* Extract to read *
Fire creates and maintains habitat, he explained, while also encouraging desirable hard mast species, especially oak, hickory and walnut. Settlers who developed the park land south of McGregor did not continue the practice, though.

The seedlings that have survived have been susceptible to a growing white tail deer population. Oak wilt disease has also been an issue. A host of exotic invasive species, such as garlic mustard, honeysuckle, multiflora rose and black locust, has threatened to disrupt the balance of the natural ecosystem.

“We need to try to reverse this,” Blair said. “We have to actively manage to do that.”

To begin developing the natural resources management plan, Blair said he and Tschirgi did some “timber cruising,” traversing nearly all the forest and taking notes.

Pikes Peak encompasses roughly 841 contiguous acres. The Munn family owned large chunks of park property, dating back to the early- to mid-1800s. In 1928, James Buell Munn donated 488 acres to the U.S. government for establishment of a national park. That land was later ceded to the state. In the 1960s, other portions of the park were added.

In the management plan, the park’s land has been divided into 29 different stands. Mound groups, or areas that contain burial or effigy mounds, as well as park development areas, have also been noted.

A description of each stand is provided, along with its management objectives and recommendations on how to achieve those objectives.

Blair said several management systems will be employed in the park. 

One is old-growth management, the primary objective of which is to have many mature, stately trees. Blair said 231 acres, approximately 27 percent of the park’s acres, are designated for this type of management.

* Dataset excerpts *
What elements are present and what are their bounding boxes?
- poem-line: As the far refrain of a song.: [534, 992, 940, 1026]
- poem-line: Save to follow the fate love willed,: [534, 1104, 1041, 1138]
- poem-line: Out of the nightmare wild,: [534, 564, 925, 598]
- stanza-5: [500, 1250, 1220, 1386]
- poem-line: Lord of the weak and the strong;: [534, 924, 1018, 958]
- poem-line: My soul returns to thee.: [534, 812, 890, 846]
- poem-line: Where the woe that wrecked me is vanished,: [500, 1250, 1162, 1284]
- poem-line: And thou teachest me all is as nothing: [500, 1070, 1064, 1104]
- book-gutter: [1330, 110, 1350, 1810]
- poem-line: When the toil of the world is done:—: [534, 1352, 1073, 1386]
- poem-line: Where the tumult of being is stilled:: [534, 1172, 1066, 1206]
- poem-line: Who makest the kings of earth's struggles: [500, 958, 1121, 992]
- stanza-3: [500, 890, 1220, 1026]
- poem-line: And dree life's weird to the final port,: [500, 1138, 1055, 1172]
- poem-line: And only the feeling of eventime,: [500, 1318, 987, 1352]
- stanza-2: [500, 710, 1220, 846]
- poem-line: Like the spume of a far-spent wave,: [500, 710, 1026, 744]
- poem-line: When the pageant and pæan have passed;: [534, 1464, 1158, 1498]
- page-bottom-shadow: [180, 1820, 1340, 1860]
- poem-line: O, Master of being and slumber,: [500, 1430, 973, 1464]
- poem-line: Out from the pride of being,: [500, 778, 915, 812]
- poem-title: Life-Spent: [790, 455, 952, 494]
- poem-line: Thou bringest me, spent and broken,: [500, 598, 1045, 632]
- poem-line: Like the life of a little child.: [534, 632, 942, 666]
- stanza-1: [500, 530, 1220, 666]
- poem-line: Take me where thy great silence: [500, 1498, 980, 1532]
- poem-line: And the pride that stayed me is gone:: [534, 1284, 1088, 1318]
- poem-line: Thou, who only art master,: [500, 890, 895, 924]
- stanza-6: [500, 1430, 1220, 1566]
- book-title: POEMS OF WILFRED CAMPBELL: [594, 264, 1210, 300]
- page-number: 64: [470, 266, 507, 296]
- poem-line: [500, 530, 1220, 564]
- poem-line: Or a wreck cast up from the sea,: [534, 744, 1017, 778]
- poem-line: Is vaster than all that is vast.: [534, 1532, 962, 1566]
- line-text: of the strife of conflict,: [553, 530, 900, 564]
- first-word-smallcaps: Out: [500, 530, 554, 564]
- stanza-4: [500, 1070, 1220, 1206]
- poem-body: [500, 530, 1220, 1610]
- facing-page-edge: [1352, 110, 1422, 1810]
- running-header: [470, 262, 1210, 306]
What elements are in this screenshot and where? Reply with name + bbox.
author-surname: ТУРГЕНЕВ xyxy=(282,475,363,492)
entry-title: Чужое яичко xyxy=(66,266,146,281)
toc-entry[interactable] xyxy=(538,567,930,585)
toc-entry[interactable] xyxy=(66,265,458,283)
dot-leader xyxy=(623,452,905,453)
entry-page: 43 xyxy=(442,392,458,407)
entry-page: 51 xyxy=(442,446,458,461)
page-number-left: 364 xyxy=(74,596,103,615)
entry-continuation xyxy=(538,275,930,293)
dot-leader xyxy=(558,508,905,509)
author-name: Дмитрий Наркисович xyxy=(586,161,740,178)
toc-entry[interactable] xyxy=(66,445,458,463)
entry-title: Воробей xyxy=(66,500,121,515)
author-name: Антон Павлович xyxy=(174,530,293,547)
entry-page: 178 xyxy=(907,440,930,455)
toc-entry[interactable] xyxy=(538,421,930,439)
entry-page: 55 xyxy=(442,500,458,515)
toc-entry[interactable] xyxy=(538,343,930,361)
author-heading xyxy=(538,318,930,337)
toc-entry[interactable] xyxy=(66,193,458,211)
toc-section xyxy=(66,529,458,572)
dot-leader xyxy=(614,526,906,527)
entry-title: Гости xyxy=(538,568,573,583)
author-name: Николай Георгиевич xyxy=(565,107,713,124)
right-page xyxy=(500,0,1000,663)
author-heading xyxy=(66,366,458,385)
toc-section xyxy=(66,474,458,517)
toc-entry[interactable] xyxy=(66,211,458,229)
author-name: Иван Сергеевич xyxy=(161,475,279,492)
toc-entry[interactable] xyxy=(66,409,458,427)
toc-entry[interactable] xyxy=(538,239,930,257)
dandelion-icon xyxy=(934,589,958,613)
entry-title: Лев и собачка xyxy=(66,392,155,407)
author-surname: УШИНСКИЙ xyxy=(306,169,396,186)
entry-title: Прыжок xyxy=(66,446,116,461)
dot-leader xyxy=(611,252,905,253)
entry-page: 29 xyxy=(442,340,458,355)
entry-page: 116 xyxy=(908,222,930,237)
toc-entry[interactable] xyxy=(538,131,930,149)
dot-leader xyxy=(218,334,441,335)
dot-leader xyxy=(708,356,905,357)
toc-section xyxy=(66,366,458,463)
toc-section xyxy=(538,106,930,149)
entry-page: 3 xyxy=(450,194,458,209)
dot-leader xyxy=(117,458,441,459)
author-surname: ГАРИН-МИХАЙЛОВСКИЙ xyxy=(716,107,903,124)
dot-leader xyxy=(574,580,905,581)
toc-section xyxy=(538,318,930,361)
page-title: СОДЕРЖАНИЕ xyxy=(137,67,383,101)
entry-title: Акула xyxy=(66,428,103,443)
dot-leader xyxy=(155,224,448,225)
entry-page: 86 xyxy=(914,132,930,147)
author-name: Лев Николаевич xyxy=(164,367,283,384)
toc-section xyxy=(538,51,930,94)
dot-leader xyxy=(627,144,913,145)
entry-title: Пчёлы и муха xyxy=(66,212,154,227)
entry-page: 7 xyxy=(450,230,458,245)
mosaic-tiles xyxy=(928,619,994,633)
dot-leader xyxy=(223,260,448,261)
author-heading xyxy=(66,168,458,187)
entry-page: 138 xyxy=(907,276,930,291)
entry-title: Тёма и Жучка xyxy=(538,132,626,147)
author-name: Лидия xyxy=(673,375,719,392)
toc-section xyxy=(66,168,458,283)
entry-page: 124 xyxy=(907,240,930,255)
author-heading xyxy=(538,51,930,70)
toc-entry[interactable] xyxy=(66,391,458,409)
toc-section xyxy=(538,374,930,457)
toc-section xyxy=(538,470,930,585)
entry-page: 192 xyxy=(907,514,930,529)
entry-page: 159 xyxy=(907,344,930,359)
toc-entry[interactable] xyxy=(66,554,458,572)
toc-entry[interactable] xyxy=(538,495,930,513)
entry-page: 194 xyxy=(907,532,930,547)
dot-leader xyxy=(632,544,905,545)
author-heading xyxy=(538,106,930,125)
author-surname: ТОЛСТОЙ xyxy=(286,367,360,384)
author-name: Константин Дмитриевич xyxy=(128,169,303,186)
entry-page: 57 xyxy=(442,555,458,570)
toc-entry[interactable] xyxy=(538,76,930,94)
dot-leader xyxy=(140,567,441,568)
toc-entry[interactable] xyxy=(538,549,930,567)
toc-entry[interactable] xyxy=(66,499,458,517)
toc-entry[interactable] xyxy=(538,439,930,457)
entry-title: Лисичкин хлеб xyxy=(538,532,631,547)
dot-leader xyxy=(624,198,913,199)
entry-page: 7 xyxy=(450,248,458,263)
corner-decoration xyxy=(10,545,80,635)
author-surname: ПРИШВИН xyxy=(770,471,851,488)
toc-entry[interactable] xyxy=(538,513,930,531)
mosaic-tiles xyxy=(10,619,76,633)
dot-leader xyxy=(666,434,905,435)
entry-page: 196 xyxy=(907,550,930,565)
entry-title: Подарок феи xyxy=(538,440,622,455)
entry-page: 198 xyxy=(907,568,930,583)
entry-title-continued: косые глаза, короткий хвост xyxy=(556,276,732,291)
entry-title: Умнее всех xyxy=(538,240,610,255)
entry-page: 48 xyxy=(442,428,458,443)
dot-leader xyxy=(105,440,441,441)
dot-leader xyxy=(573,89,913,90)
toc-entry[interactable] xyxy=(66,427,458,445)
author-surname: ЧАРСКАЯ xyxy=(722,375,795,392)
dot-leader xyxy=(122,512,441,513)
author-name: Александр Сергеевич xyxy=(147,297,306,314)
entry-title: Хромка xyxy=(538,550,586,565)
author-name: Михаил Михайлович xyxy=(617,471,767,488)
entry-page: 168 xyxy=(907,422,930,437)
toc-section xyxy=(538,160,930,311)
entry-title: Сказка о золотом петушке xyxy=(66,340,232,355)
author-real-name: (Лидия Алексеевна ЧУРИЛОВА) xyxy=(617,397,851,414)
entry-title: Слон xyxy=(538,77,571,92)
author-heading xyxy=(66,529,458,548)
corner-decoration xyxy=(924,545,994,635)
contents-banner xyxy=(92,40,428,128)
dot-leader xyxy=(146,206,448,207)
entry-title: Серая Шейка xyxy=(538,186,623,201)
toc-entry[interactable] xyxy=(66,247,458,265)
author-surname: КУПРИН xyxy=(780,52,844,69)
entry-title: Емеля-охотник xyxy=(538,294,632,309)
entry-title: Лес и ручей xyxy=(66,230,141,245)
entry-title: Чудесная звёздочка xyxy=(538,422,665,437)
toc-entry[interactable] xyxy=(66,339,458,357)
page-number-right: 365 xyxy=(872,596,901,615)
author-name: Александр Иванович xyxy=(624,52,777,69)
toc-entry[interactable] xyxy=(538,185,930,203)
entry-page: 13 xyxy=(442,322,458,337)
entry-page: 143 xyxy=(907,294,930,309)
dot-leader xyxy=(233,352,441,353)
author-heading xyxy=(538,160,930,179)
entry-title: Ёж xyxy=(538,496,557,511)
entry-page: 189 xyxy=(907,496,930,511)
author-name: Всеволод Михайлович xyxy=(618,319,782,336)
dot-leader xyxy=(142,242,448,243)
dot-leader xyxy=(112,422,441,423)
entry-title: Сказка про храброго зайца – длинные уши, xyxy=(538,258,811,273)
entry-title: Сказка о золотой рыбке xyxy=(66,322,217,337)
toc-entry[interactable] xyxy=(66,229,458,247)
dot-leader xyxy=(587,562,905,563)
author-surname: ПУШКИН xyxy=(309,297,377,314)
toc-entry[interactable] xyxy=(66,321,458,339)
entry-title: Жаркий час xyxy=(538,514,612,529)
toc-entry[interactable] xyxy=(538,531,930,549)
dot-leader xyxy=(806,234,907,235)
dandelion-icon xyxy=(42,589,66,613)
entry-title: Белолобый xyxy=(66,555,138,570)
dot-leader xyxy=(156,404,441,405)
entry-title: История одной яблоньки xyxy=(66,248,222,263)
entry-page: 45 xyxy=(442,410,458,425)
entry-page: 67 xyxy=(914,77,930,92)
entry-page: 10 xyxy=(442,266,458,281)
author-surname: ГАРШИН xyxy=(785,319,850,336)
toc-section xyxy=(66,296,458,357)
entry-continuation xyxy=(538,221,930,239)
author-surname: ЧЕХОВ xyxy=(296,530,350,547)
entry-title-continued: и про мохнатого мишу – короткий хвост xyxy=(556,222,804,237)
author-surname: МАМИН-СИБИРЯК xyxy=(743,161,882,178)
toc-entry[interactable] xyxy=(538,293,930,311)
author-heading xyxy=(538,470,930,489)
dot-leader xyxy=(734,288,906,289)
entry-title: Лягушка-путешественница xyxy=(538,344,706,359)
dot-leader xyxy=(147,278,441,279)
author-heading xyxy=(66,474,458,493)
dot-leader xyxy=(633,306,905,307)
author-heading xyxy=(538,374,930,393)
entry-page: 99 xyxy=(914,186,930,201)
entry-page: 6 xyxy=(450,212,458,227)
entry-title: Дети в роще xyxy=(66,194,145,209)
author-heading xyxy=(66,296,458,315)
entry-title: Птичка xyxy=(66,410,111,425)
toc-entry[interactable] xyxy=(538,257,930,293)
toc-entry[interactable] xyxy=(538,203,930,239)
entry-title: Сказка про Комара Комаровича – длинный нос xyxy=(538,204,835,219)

* What to work on *
A) In the text on the Pikes Peak management plan, into how many stands has the park's land been divided?
B) For each statement, say whether the text on the Pikes Peak management plan supports it, and quote the deciding words: (i) James Buell Munn donated 488 acres to the U.S. government in 1928. (ii) Settlers who developed the park land south of McGregor kept up the practice of burning. (iii) 231 acres of the park are designated for old-growth management.
C) Continue the text on the Pikes Peak management plan from the point where it ends.
The material has no connection to the text on the Pikes Peak park management plan.

* Task-by-task answers *
A) 29 different stands.

B)
(i) Yes: "In 1928, James Buell Munn donated 488 acres to the U.S. government for establishment of a national park."
(ii) No: "Settlers who developed the park land south of McGregor did not continue the practice, though."
(iii) Yes: "Blair said 231 acres, approximately 27 percent of the park’s acres, are designated for this type of management."

C)
Also utilized will be open-woodland management, which is used to restore and/or create forest habitat with 50 to 70 percent overstory canopy cover. It’s used to form savanna-like forest cover, a type of habitat in steep decline in the Midwest. Eleven percent of the park, or 96 acres, is designated for this management system.

The most-utilized system, accounting for 467 acres, or 56 percent of Pikes Peak’s acreage, will be viewshed management. As the name implies, this focuses on the resources that are in the direct line-of-sight of someone’s view. Some low-maintenance activities—prescribed burns, invasive species control, trail maintenance—will be allowed as long as they don’t hamper the view.

Blair said most of the areas will be passively managed, with little to no work activities prescribed, rather than actively managed.

Two of the stands targeted for old-growth management were severely impacted by the July 19 tornado, as nearly 100 percent of the overstory trees were destroyed. Some salvageable trees in the 11.6-acre area were sold last fall.

“We have to go back in and do some post-harvest work and do some tree planting,” Blair said, noting that several hundred red and white oak seedlings will be planted this spring. “Because the deer are abundant, we’re going to have to protect them using shelters.”

Tschirgi said this planting can hopefully be aided by volunteer efforts.

Last fall, volunteers helped harvest acorns in the area. Those acorns aren’t yet ready to plant, added Tschirgi, but they will be tended in a nursery and should be ready to go next year.

“That’s what’s neat about this,” Tschirgi said. “It’s the same genetics that’s grown there year to year.”

DNR officials will also allow the forest to heal itself.

“The best slate we have is the storm damage,” Michelson explained. “Mother Nature went in and opened it up in 10 seconds. It will be interesting to see what happens.” 

Another notable project detailed in the plan calls for re-establishing some of the open savanna-like forest conditions present in the area prior to European settlement.

“We’ll use fire and chainsaws to create oak savanna,” Blair said.

Prescribed burns will be done every two to five years, while other trees will be thinned to support oak regeneration. Results won’t be immediate.

“When you’re using fire, it’s a long-term process,” Blair stated.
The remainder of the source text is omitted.